> _EXERCISE SET_:
1 – List every section headline in the beer news roundup, in the order the headlines appear.
2 – Reproduce the part of the beer news roundup that opens with the words containing "that does not" and closes with "addressee takes delivery.".

> _ARTICLE_:
Both the men and women given the beer found it more
difficult to work out if a face was symmetrical
than those on soft drinks.
Hillary's Beer -  Secretary of State Hillary Clinton recently cut loose during
her trip to the Summit of the Americas in Colombia partying at a local club and
chugging beer straight from the bottle.  Her choice: Aguila pilsner cerveza

Beer Without a Brewery-  Mikkeller is prolific brewery. Since being
founded in 2006, it has brewed more than 200 beers. Not bad for a "brewery"
that does not have a physical brewery of its own. It is known as a “gypsy”
brewery. Co-founder Mikkel Borg Bjergsø travels around the world, brewing
beers at other breweries. The beer is available in over a dozen countries.

Mark the Date -  the seventh annual American Craft Beer Week will be held.
May 14-20.  Celebrations are expected to be held across all 50 states as
communities come together to show appreciation on a local level for the more
than 1,900 small and independent craft brewers.

Use the Mail - The US Senate has just passed a Postal Service reform bill
that allows licensed shipments of alcohol by a licensed winery or brewery in
accordance with the laws of the state where the addressee takes delivery.  

Illegal Home Brews

An explosion of interest in home brewing is forcing lawmakers across
the country to review long-forgotten alcohol laws, some of which date
back to Prohibition.   At least 17 states currently have ambiguous laws
on whether home brewers can transport beer or wine outside the
home, according to the American Homebrewers Association.

> _EXCERPTED RECORDS_:

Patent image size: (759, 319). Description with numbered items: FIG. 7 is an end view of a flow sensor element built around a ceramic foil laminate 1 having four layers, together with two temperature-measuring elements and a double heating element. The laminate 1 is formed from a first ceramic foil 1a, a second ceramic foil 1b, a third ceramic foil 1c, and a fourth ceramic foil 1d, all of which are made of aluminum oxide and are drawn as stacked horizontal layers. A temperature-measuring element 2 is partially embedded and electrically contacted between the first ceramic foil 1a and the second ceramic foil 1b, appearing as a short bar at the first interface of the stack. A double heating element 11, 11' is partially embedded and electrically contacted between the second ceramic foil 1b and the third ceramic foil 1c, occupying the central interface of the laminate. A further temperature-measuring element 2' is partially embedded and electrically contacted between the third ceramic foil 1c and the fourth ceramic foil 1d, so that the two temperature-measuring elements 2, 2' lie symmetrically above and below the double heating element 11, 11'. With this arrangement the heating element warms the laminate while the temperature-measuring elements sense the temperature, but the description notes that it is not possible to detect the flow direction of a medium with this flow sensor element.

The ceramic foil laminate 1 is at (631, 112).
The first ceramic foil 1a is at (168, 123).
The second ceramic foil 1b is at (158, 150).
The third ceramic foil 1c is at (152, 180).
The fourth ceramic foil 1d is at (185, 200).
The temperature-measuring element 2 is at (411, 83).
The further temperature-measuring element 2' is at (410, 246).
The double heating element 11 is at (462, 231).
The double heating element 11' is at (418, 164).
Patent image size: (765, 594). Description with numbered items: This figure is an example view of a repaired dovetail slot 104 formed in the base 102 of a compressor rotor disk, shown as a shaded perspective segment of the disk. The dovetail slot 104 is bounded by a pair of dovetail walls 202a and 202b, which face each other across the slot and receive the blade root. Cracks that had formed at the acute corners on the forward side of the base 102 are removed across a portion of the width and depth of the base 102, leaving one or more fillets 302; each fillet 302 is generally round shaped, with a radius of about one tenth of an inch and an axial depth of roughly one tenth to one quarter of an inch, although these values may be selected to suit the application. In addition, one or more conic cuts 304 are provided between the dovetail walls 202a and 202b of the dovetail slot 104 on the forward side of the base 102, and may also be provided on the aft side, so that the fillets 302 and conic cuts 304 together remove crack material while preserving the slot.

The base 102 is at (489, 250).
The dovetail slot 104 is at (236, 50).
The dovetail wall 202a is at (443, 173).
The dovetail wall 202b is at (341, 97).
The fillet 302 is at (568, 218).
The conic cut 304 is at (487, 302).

> _REPLIES_:
1 –
Hillary's Beer
Beer Without a Brewery
Mark the Date
Use the Mail
Illegal Home Brews

2 –
that does not have a physical brewery of its own. It is known as a “gypsy”
brewery. Co-founder Mikkel Borg Bjergsø travels around the world, brewing
beers at other breweries. The beer is available in over a dozen countries.

Mark the Date -  the seventh annual American Craft Beer Week will be held.
May 14-20.  Celebrations are expected to be held across all 50 states as
communities come together to show appreciation on a local level for the more
than 1,900 small and independent craft brewers.

Use the Mail - The US Senate has just passed a Postal Service reform bill
that allows licensed shipments of alcohol by a licensed winery or brewery in
accordance with the laws of the state where the addressee takes delivery.